◆ **Dataset records**:
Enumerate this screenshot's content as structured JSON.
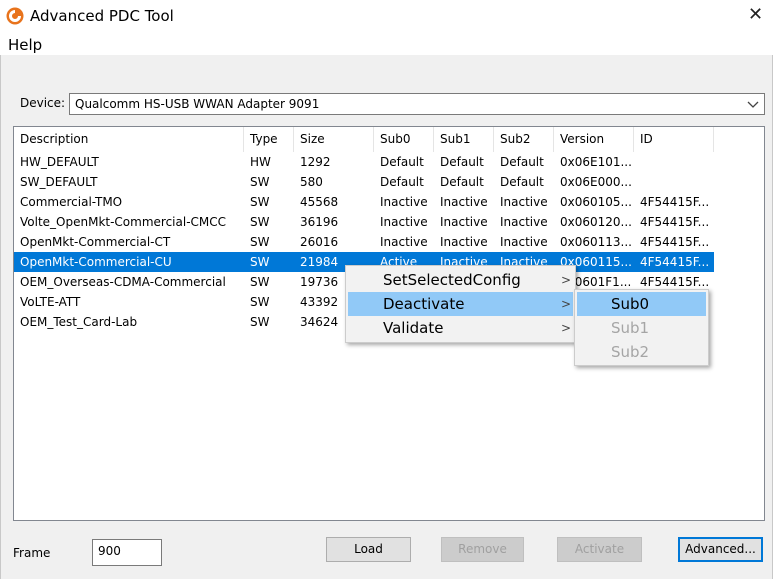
{
  "window": {
    "title": "Advanced PDC Tool",
    "close_glyph": "✕"
  },
  "menu": {
    "help": "Help"
  },
  "device": {
    "label": "Device:",
    "value": "Qualcomm HS-USB WWAN Adapter 9091"
  },
  "table": {
    "columns": [
      "Description",
      "Type",
      "Size",
      "Sub0",
      "Sub1",
      "Sub2",
      "Version",
      "ID"
    ],
    "rows": [
      [
        "HW_DEFAULT",
        "HW",
        "1292",
        "Default",
        "Default",
        "Default",
        "0x06E101...",
        ""
      ],
      [
        "SW_DEFAULT",
        "SW",
        "580",
        "Default",
        "Default",
        "Default",
        "0x06E000...",
        ""
      ],
      [
        "Commercial-TMO",
        "SW",
        "45568",
        "Inactive",
        "Inactive",
        "Inactive",
        "0x060105...",
        "4F54415F..."
      ],
      [
        "Volte_OpenMkt-Commercial-CMCC",
        "SW",
        "36196",
        "Inactive",
        "Inactive",
        "Inactive",
        "0x060120...",
        "4F54415F..."
      ],
      [
        "OpenMkt-Commercial-CT",
        "SW",
        "26016",
        "Inactive",
        "Inactive",
        "Inactive",
        "0x060113...",
        "4F54415F..."
      ],
      [
        "OpenMkt-Commercial-CU",
        "SW",
        "21984",
        "Active",
        "Inactive",
        "Inactive",
        "0x060115...",
        "4F54415F..."
      ],
      [
        "OEM_Overseas-CDMA-Commercial",
        "SW",
        "19736",
        "",
        "",
        "",
        "0x0601F1...",
        "4F54415F..."
      ],
      [
        "VoLTE-ATT",
        "SW",
        "43392",
        "",
        "",
        "",
        "",
        ""
      ],
      [
        "OEM_Test_Card-Lab",
        "SW",
        "34624",
        "",
        "",
        "",
        "",
        ""
      ]
    ],
    "selected_row": 5
  },
  "context_menu": {
    "items": [
      {
        "label": "SetSelectedConfig",
        "arrow": ">"
      },
      {
        "label": "Deactivate",
        "arrow": ">"
      },
      {
        "label": "Validate",
        "arrow": ">"
      }
    ],
    "hover_index": 1
  },
  "submenu": {
    "items": [
      {
        "label": "Sub0",
        "enabled": true
      },
      {
        "label": "Sub1",
        "enabled": false
      },
      {
        "label": "Sub2",
        "enabled": false
      }
    ]
  },
  "frame": {
    "label": "Frame",
    "value": "900"
  },
  "buttons": {
    "load": "Load",
    "remove": "Remove",
    "activate": "Activate",
    "advanced": "Advanced..."
  },
  "colors": {
    "selection": "#0078d7",
    "menu_hover": "#91c9f7",
    "app_icon": "#e8731c"
  },
  "icons": {
    "app": "app-logo-icon",
    "close": "close-icon",
    "dropdown": "chevron-down-icon",
    "submenu": "chevron-right-icon"
  }
}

◆ **Description of the task**:
Every line of the material is to be quoted exactly, with no pictures carried over.

◆ **Answer to the exercise**:
Enumerate this screenshot's content as structured JSON.
{
  "window": {
    "title": "Advanced PDC Tool",
    "close_glyph": "✕"
  },
  "menu": {
    "help": "Help"
  },
  "device": {
    "label": "Device:",
    "value": "Qualcomm HS-USB WWAN Adapter 9091"
  },
  "table": {
    "columns": [
      "Description",
      "Type",
      "Size",
      "Sub0",
      "Sub1",
      "Sub2",
      "Version",
      "ID"
    ],
    "rows": [
      [
        "HW_DEFAULT",
        "HW",
        "1292",
        "Default",
        "Default",
        "Default",
        "0x06E101...",
        ""
      ],
      [
        "SW_DEFAULT",
        "SW",
        "580",
        "Default",
        "Default",
        "Default",
        "0x06E000...",
        ""
      ],
      [
        "Commercial-TMO",
        "SW",
        "45568",
        "Inactive",
        "Inactive",
        "Inactive",
        "0x060105...",
        "4F54415F..."
      ],
      [
        "Volte_OpenMkt-Commercial-CMCC",
        "SW",
        "36196",
        "Inactive",
        "Inactive",
        "Inactive",
        "0x060120...",
        "4F54415F..."
      ],
      [
        "OpenMkt-Commercial-CT",
        "SW",
        "26016",
        "Inactive",
        "Inactive",
        "Inactive",
        "0x060113...",
        "4F54415F..."
      ],
      [
        "OpenMkt-Commercial-CU",
        "SW",
        "21984",
        "Active",
        "Inactive",
        "Inactive",
        "0x060115...",
        "4F54415F..."
      ],
      [
        "OEM_Overseas-CDMA-Commercial",
        "SW",
        "19736",
        "",
        "",
        "",
        "0x0601F1...",
        "4F54415F..."
      ],
      [
        "VoLTE-ATT",
        "SW",
        "43392",
        "",
        "",
        "",
        "",
        ""
      ],
      [
        "OEM_Test_Card-Lab",
        "SW",
        "34624",
        "",
        "",
        "",
        "",
        ""
      ]
    ],
    "selected_row": 5
  },
  "context_menu": {
    "items": [
      {
        "label": "SetSelectedConfig",
        "arrow": ">"
      },
      {
        "label": "Deactivate",
        "arrow": ">"
      },
      {
        "label": "Validate",
        "arrow": ">"
      }
    ],
    "hover_index": 1
  },
  "submenu": {
    "items": [
      {
        "label": "Sub0",
        "enabled": true
      },
      {
        "label": "Sub1",
        "enabled": false
      },
      {
        "label": "Sub2",
        "enabled": false
      }
    ]
  },
  "frame": {
    "label": "Frame",
    "value": "900"
  },
  "buttons": {
    "load": "Load",
    "remove": "Remove",
    "activate": "Activate",
    "advanced": "Advanced..."
  },
  "colors": {
    "selection": "#0078d7",
    "menu_hover": "#91c9f7",
    "app_icon": "#e8731c"
  },
  "icons": {
    "app": "app-logo-icon",
    "close": "close-icon",
    "dropdown": "chevron-down-icon",
    "submenu": "chevron-right-icon"
  }
}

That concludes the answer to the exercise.